● EXERCISE GOAL:
Pull out every line with the word "icon" from the entries below.

● RECORDS FOR THE EXERCISE:
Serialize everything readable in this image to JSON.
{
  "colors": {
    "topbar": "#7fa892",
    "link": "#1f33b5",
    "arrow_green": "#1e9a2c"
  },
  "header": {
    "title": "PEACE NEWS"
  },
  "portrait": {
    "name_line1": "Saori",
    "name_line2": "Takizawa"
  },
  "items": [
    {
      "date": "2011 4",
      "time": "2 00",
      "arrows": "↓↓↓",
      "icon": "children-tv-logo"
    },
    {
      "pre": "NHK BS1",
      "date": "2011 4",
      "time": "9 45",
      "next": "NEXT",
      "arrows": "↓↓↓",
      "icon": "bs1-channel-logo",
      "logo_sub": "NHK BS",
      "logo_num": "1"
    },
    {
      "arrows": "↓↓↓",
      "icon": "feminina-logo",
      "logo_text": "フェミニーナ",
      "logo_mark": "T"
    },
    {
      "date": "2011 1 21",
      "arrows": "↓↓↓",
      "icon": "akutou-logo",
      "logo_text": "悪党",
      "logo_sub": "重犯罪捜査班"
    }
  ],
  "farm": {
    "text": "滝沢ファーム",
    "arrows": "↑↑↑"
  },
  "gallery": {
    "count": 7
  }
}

● FINAL ANSWER:
      "icon": "children-tv-logo"
      "icon": "bs1-channel-logo",
      "icon": "feminina-logo",
      "icon": "akutou-logo",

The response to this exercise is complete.